= Stated problem =
Set down each record below precisely, skipping the pictures.

= Input records =
========================

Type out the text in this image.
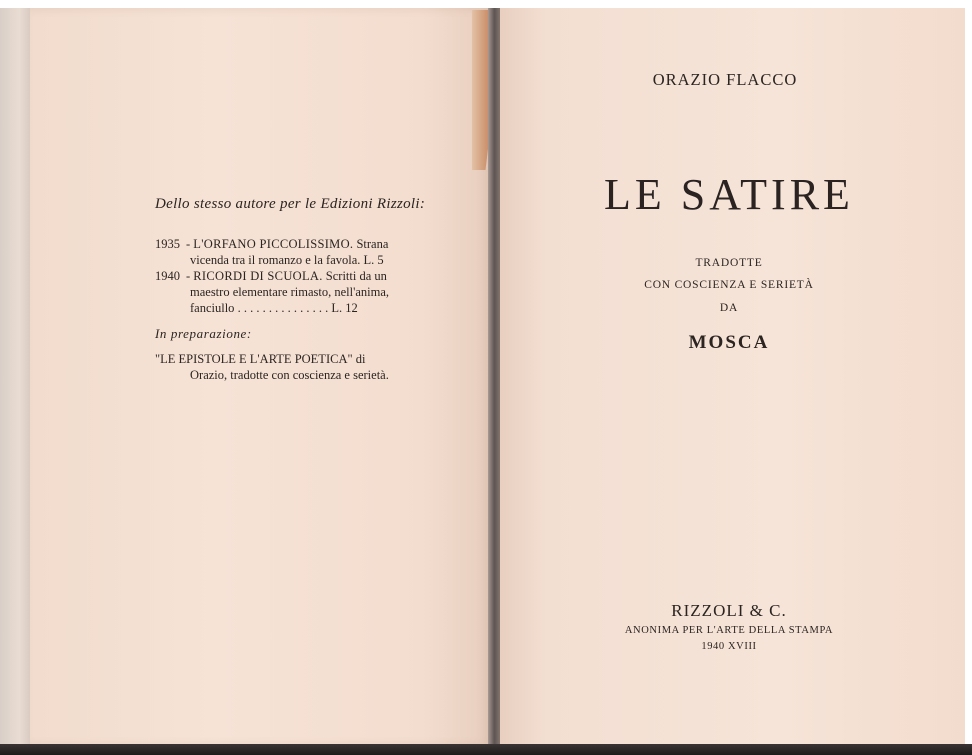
Dello stesso autore per le Edizioni Rizzoli:
1935 - L'ORFANO PICCOLISSIMO. Strana
vicenda tra il romanzo e la favola. L. 5
1940 - RICORDI DI SCUOLA. Scritti da un
maestro elementare rimasto, nell'anima,
fanciullo . . . . . . . . . . . . . . . L. 12
In preparazione:
"LE EPISTOLE E L'ARTE POETICA" di
Orazio, tradotte con coscienza e serietà.
ORAZIO FLACCO
LE SATIRE
TRADOTTE
CON COSCIENZA E SERIETÀ
DA
MOSCA
RIZZOLI & C.
ANONIMA PER L'ARTE DELLA STAMPA
1940 XVIII
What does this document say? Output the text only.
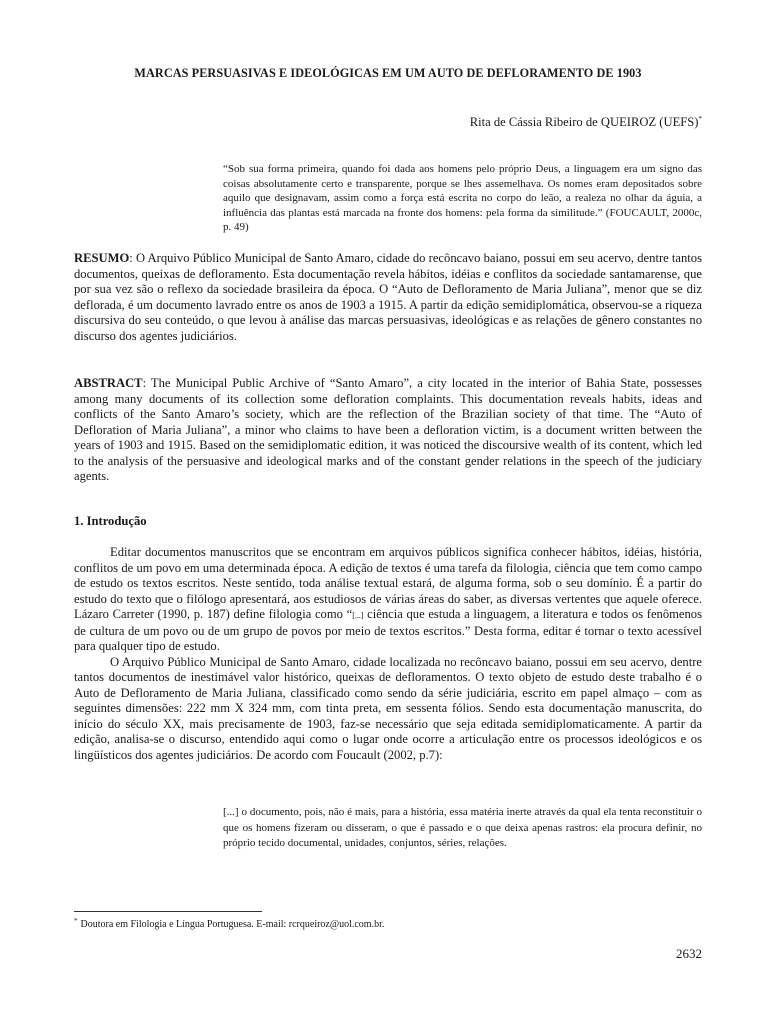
MARCAS PERSUASIVAS E IDEOLÓGICAS EM UM AUTO DE DEFLORAMENTO DE 1903
Rita de Cássia Ribeiro de QUEIROZ (UEFS)*
“Sob sua forma primeira, quando foi dada aos homens pelo próprio Deus, a linguagem era um signo das coisas absolutamente certo e transparente, porque se lhes assemelhava. Os nomes eram depositados sobre aquilo que designavam, assim como a força está escrita no corpo do leão, a realeza no olhar da águia, a influência das plantas está marcada na fronte dos homens: pela forma da similitude.” (FOUCAULT, 2000c, p. 49)
RESUMO: O Arquivo Público Municipal de Santo Amaro, cidade do recôncavo baiano, possui em seu acervo, dentre tantos documentos, queixas de defloramento. Esta documentação revela hábitos, idéias e conflitos da sociedade santamarense, que por sua vez são o reflexo da sociedade brasileira da época. O “Auto de Defloramento de Maria Juliana”, menor que se diz deflorada, é um documento lavrado entre os anos de 1903 a 1915. A partir da edição semidiplomática, observou-se a riqueza discursiva do seu conteúdo, o que levou à análise das marcas persuasivas, ideológicas e as relações de gênero constantes no discurso dos agentes judiciários.
ABSTRACT: The Municipal Public Archive of “Santo Amaro”, a city located in the interior of Bahia State, possesses among many documents of its collection some defloration complaints. This documentation reveals habits, ideas and conflicts of the Santo Amaro’s society, which are the reflection of the Brazilian society of that time. The “Auto of Defloration of Maria Juliana”, a minor who claims to have been a defloration victim, is a document written between the years of 1903 and 1915. Based on the semidiplomatic edition, it was noticed the discoursive wealth of its content, which led to the analysis of the persuasive and ideological marks and of the constant gender relations in the speech of the judiciary agents.
1. Introdução

Editar documentos manuscritos que se encontram em arquivos públicos significa conhecer hábitos, idéias, história, conflitos de um povo em uma determinada época. A edição de textos é uma tarefa da filologia, ciência que tem como campo de estudo os textos escritos. Neste sentido, toda análise textual estará, de alguma forma, sob o seu domínio. É a partir do estudo do texto que o filólogo apresentará, aos estudiosos de várias áreas do saber, as diversas vertentes que aquele oferece. Lázaro Carreter (1990, p. 187) define filologia como “[...] ciência que estuda a linguagem, a literatura e todos os fenômenos de cultura de um povo ou de um grupo de povos por meio de textos escritos.” Desta forma, editar é tornar o texto acessível para qualquer tipo de estudo.

O Arquivo Público Municipal de Santo Amaro, cidade localizada no recôncavo baiano, possui em seu acervo, dentre tantos documentos de inestimável valor histórico, queixas de defloramentos. O texto objeto de estudo deste trabalho é o Auto de Defloramento de Maria Juliana, classificado como sendo da série judiciária, escrito em papel almaço – com as seguintes dimensões: 222 mm X 324 mm, com tinta preta, em sessenta fólios. Sendo esta documentação manuscrita, do início do século XX, mais precisamente de 1903, faz-se necessário que seja editada semidiplomaticamente. A partir da edição, analisa-se o discurso, entendido aqui como o lugar onde ocorre a articulação entre os processos ideológicos e os lingüísticos dos agentes judiciários. De acordo com Foucault (2002, p.7):

[...] o documento, pois, não é mais, para a história, essa matéria inerte através da qual ela tenta reconstituir o que os homens fizeram ou disseram, o que é passado e o que deixa apenas rastros: ela procura definir, no próprio tecido documental, unidades, conjuntos, séries, relações.
* Doutora em Filologia e Língua Portuguesa. E-mail: rcrqueiroz@uol.com.br.
2632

========================

= Right answer =
Type out the text in this image.
Dello stesso autore per le Edizioni Rizzoli:
1935 - L'ORFANO PICCOLISSIMO. Strana
vicenda tra il romanzo e la favola. L. 5
1940 - RICORDI DI SCUOLA. Scritti da un
maestro elementare rimasto, nell'anima,
fanciullo . . . . . . . . . . . . . . . L. 12
In preparazione:
"LE EPISTOLE E L'ARTE POETICA" di
Orazio, tradotte con coscienza e serietà.
ORAZIO FLACCO
LE SATIRE
TRADOTTE
CON COSCIENZA E SERIETÀ
DA
MOSCA
RIZZOLI & C.
ANONIMA PER L'ARTE DELLA STAMPA
1940 XVIII
What does this document say? Output the text only.
MARCAS PERSUASIVAS E IDEOLÓGICAS EM UM AUTO DE DEFLORAMENTO DE 1903
Rita de Cássia Ribeiro de QUEIROZ (UEFS)*
“Sob sua forma primeira, quando foi dada aos homens pelo próprio Deus, a linguagem era um signo das coisas absolutamente certo e transparente, porque se lhes assemelhava. Os nomes eram depositados sobre aquilo que designavam, assim como a força está escrita no corpo do leão, a realeza no olhar da águia, a influência das plantas está marcada na fronte dos homens: pela forma da similitude.” (FOUCAULT, 2000c, p. 49)
RESUMO: O Arquivo Público Municipal de Santo Amaro, cidade do recôncavo baiano, possui em seu acervo, dentre tantos documentos, queixas de defloramento. Esta documentação revela hábitos, idéias e conflitos da sociedade santamarense, que por sua vez são o reflexo da sociedade brasileira da época. O “Auto de Defloramento de Maria Juliana”, menor que se diz deflorada, é um documento lavrado entre os anos de 1903 a 1915. A partir da edição semidiplomática, observou-se a riqueza discursiva do seu conteúdo, o que levou à análise das marcas persuasivas, ideológicas e as relações de gênero constantes no discurso dos agentes judiciários.
ABSTRACT: The Municipal Public Archive of “Santo Amaro”, a city located in the interior of Bahia State, possesses among many documents of its collection some defloration complaints. This documentation reveals habits, ideas and conflicts of the Santo Amaro’s society, which are the reflection of the Brazilian society of that time. The “Auto of Defloration of Maria Juliana”, a minor who claims to have been a defloration victim, is a document written between the years of 1903 and 1915. Based on the semidiplomatic edition, it was noticed the discoursive wealth of its content, which led to the analysis of the persuasive and ideological marks and of the constant gender relations in the speech of the judiciary agents.
1. Introdução

Editar documentos manuscritos que se encontram em arquivos públicos significa conhecer hábitos, idéias, história, conflitos de um povo em uma determinada época. A edição de textos é uma tarefa da filologia, ciência que tem como campo de estudo os textos escritos. Neste sentido, toda análise textual estará, de alguma forma, sob o seu domínio. É a partir do estudo do texto que o filólogo apresentará, aos estudiosos de várias áreas do saber, as diversas vertentes que aquele oferece. Lázaro Carreter (1990, p. 187) define filologia como “[...] ciência que estuda a linguagem, a literatura e todos os fenômenos de cultura de um povo ou de um grupo de povos por meio de textos escritos.” Desta forma, editar é tornar o texto acessível para qualquer tipo de estudo.

O Arquivo Público Municipal de Santo Amaro, cidade localizada no recôncavo baiano, possui em seu acervo, dentre tantos documentos de inestimável valor histórico, queixas de defloramentos. O texto objeto de estudo deste trabalho é o Auto de Defloramento de Maria Juliana, classificado como sendo da série judiciária, escrito em papel almaço – com as seguintes dimensões: 222 mm X 324 mm, com tinta preta, em sessenta fólios. Sendo esta documentação manuscrita, do início do século XX, mais precisamente de 1903, faz-se necessário que seja editada semidiplomaticamente. A partir da edição, analisa-se o discurso, entendido aqui como o lugar onde ocorre a articulação entre os processos ideológicos e os lingüísticos dos agentes judiciários. De acordo com Foucault (2002, p.7):

[...] o documento, pois, não é mais, para a história, essa matéria inerte através da qual ela tenta reconstituir o que os homens fizeram ou disseram, o que é passado e o que deixa apenas rastros: ela procura definir, no próprio tecido documental, unidades, conjuntos, séries, relações.
* Doutora em Filologia e Língua Portuguesa. E-mail: rcrqueiroz@uol.com.br.
2632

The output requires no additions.